[Start]

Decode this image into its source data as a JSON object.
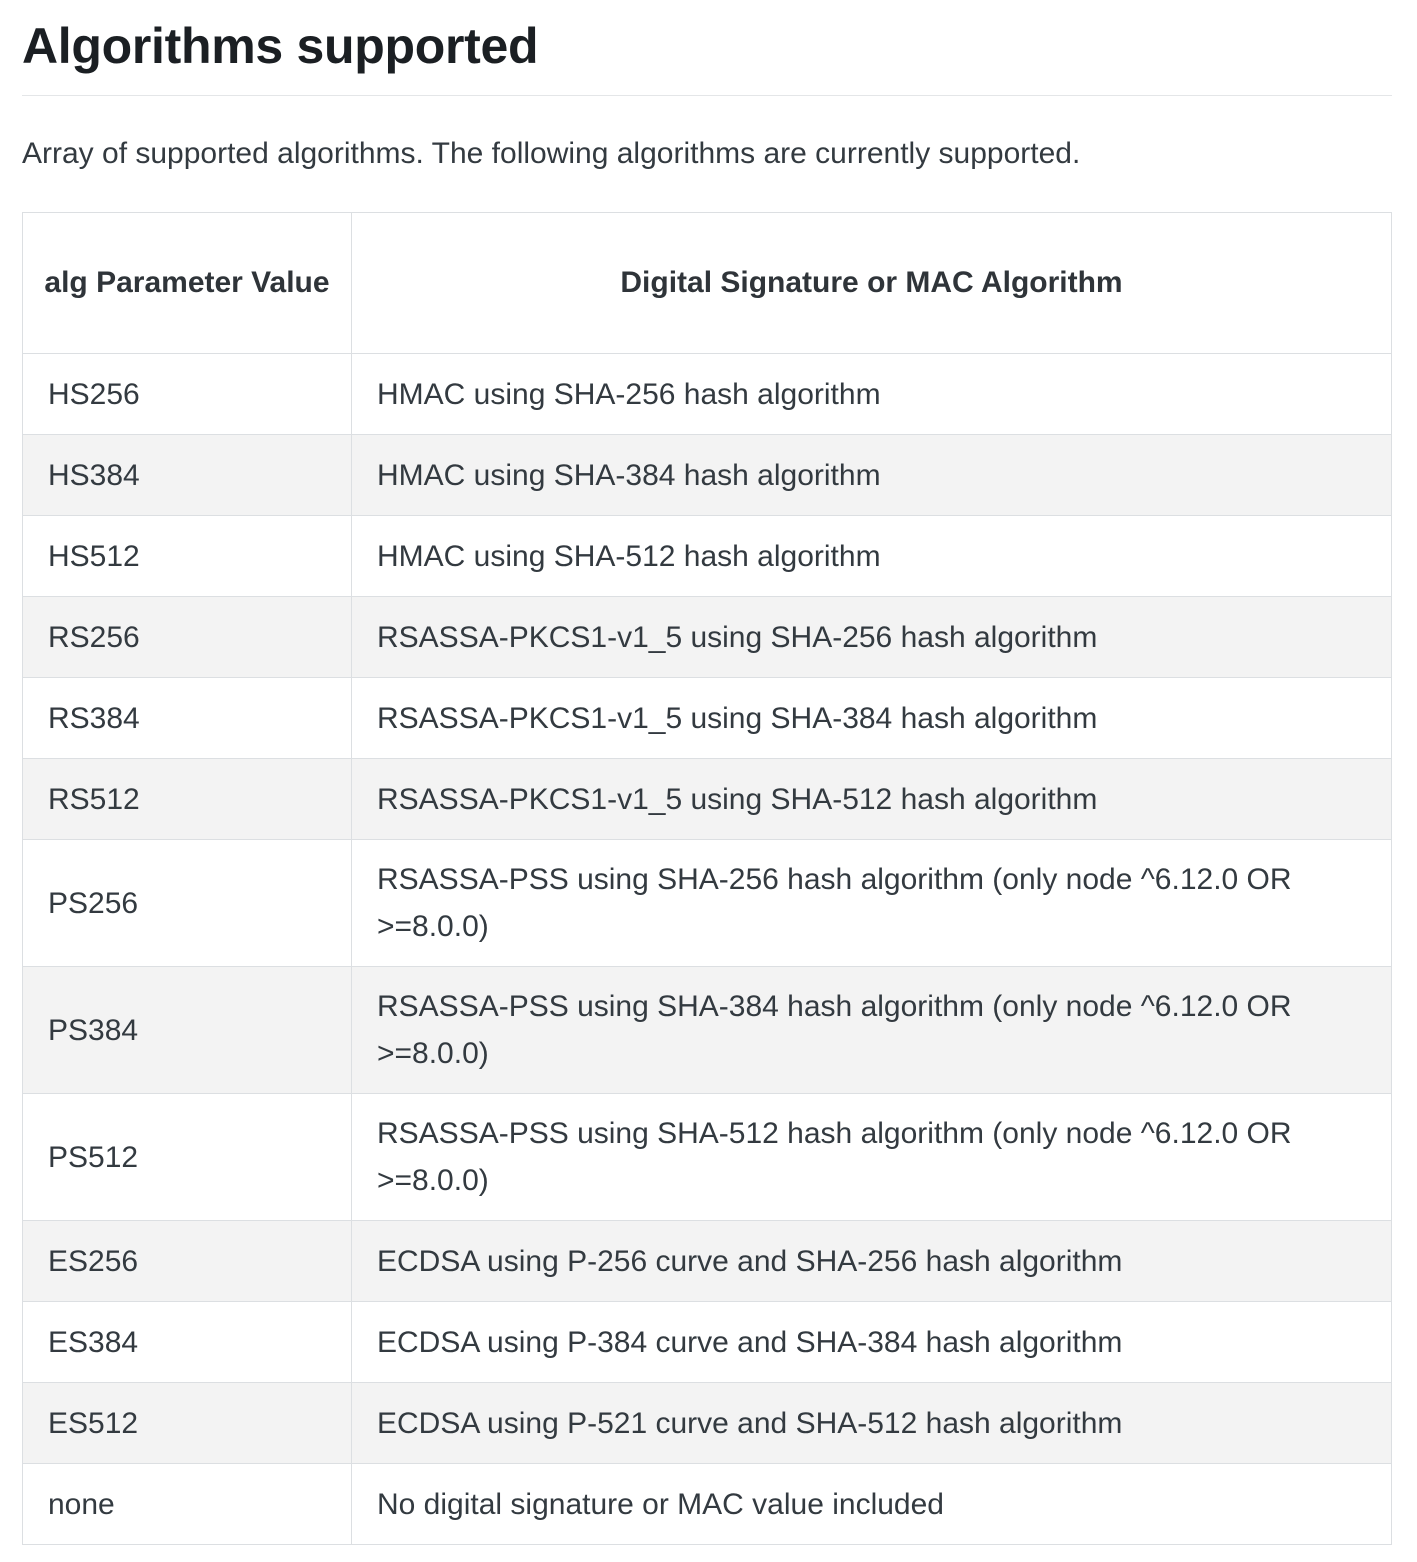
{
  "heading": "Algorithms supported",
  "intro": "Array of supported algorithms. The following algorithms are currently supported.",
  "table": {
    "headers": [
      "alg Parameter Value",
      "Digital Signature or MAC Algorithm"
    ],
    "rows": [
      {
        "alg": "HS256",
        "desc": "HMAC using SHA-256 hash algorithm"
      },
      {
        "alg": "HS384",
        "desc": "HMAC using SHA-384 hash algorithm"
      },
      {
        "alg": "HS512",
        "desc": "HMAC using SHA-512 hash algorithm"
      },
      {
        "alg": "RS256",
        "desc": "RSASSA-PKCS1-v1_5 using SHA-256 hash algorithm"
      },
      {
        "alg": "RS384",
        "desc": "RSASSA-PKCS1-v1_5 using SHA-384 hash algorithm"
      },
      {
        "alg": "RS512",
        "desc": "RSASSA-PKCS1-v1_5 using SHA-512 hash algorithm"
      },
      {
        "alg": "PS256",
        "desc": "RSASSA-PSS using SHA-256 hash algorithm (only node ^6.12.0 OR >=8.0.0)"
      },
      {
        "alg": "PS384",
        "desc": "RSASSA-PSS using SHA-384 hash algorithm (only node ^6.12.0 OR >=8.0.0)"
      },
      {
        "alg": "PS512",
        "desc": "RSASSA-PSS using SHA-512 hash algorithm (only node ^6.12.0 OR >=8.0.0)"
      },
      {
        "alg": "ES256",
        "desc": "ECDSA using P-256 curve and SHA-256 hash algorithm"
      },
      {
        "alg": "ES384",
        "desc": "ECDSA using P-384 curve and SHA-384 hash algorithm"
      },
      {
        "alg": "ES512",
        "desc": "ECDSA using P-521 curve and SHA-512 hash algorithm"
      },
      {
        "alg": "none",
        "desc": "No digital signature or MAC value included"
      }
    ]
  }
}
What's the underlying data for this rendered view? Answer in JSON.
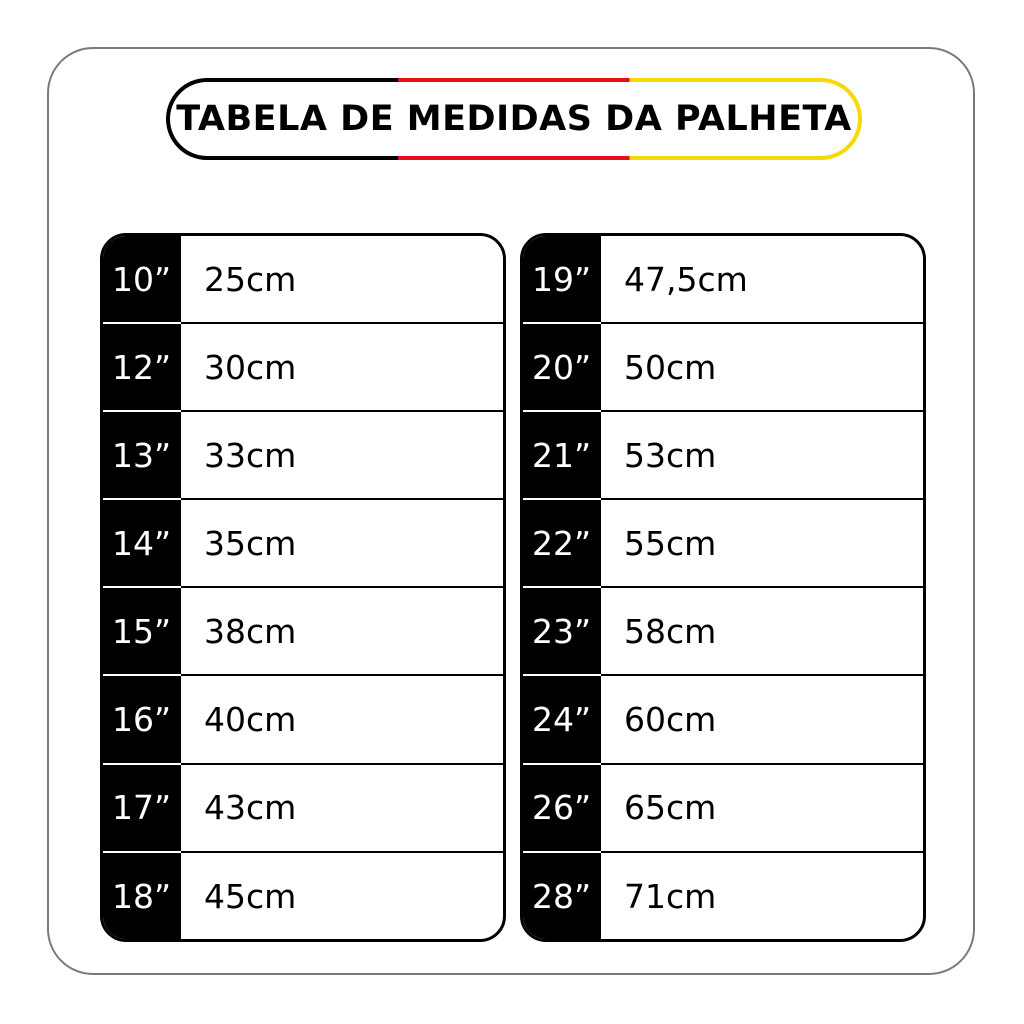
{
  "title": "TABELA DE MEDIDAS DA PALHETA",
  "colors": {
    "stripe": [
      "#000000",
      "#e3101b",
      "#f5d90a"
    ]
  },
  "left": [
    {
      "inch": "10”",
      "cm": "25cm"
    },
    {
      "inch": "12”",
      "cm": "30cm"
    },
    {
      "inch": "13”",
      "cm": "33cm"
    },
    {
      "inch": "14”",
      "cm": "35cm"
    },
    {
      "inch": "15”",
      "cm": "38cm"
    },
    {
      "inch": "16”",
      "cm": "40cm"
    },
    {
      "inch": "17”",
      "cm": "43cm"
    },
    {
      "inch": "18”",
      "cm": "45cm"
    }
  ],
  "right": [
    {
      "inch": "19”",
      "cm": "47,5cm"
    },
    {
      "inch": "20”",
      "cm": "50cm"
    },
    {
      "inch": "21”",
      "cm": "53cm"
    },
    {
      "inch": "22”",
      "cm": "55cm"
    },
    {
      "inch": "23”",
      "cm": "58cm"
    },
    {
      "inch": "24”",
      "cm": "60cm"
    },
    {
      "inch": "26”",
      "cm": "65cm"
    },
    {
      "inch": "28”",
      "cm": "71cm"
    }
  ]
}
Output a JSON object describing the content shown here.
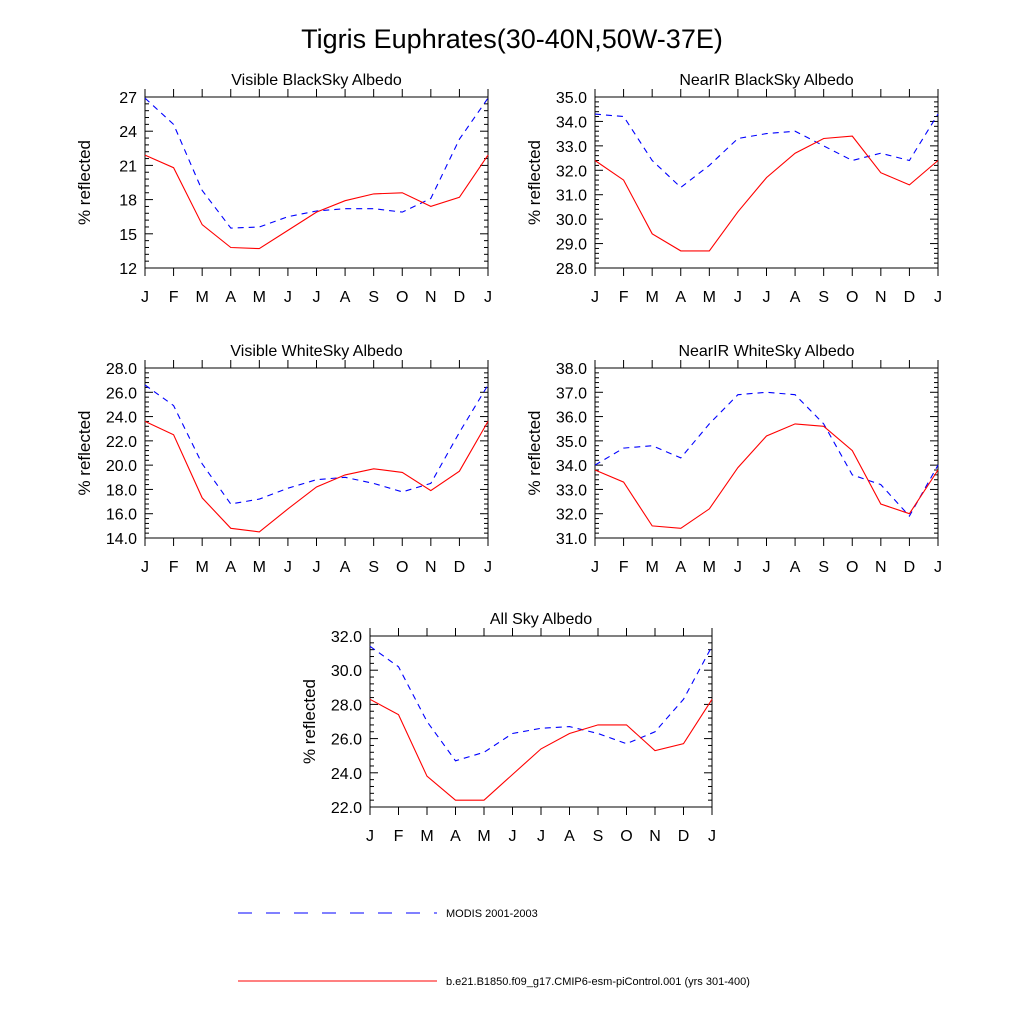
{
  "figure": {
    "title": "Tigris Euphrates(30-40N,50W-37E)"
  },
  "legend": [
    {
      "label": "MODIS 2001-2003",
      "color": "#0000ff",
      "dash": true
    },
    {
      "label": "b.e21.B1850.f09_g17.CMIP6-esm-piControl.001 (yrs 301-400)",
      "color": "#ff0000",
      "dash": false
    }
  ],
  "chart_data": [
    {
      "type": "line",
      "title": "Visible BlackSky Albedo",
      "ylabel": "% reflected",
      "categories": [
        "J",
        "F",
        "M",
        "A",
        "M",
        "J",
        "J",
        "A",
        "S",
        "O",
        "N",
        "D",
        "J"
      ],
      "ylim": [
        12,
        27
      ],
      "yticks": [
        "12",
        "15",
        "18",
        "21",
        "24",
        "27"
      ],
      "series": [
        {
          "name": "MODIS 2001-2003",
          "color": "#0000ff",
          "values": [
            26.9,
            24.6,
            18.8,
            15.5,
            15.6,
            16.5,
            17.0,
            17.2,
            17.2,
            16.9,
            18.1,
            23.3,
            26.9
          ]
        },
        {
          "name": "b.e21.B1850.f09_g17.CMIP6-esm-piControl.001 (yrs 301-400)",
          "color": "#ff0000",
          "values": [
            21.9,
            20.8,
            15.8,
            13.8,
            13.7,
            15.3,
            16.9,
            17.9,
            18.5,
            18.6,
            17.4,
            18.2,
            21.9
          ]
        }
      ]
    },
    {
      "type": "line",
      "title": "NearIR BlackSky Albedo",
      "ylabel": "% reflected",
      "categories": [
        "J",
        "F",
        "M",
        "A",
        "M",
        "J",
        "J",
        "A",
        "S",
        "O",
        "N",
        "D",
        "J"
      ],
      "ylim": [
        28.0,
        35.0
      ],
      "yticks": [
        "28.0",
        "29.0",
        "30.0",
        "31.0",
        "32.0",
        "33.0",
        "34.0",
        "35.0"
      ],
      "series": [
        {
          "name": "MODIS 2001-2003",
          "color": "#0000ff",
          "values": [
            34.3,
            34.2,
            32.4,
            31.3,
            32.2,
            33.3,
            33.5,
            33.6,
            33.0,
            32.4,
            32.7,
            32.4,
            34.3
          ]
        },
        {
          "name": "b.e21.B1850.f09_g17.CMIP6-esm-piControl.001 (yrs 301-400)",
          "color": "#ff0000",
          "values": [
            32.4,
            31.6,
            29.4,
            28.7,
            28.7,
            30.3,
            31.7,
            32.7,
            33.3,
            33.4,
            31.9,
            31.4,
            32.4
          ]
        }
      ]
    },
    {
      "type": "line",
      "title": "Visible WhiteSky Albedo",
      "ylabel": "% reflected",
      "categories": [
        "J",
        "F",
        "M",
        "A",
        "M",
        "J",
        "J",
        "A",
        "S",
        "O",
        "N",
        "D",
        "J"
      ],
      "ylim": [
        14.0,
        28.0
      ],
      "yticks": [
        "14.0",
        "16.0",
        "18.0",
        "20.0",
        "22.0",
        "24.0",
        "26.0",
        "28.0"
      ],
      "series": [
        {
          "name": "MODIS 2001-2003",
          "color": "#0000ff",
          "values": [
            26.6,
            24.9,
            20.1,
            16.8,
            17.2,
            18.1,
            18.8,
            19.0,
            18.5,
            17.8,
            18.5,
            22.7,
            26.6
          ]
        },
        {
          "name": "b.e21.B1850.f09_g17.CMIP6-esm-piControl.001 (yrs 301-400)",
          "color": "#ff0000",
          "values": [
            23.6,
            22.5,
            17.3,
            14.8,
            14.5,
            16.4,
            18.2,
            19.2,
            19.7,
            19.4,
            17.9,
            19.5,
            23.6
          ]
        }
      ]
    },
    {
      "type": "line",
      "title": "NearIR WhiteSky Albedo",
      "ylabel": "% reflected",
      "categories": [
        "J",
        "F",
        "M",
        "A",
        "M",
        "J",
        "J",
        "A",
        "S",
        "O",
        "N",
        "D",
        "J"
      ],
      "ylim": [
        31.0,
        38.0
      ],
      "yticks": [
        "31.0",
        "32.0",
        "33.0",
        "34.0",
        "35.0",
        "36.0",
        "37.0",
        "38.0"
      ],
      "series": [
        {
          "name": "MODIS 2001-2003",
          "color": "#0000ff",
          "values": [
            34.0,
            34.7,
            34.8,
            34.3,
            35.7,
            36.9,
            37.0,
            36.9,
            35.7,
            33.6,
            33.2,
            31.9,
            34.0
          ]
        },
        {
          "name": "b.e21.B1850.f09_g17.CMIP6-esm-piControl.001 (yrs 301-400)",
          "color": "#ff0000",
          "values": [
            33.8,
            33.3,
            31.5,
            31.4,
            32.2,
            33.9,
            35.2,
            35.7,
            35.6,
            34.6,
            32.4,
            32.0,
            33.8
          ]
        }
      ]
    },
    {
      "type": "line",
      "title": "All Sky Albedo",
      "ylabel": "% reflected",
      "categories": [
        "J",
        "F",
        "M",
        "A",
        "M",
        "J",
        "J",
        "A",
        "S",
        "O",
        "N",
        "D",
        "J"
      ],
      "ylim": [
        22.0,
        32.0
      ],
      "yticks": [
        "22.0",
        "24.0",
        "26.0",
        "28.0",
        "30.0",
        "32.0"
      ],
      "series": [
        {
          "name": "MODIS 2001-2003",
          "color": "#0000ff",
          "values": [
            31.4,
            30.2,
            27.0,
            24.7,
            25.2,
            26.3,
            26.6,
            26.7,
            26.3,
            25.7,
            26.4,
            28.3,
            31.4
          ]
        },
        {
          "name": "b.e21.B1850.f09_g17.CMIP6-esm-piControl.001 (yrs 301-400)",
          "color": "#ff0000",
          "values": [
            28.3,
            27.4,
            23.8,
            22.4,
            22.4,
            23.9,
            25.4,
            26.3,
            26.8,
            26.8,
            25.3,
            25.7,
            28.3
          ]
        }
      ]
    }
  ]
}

[End]

*TASK TO COMPLETE:*
Look through the data above. Copy every line with the string "HMAC" in it.

*SOLUTION:*
        "desc": "HMAC using SHA-256 hash algorithm"
        "desc": "HMAC using SHA-384 hash algorithm"
        "desc": "HMAC using SHA-512 hash algorithm"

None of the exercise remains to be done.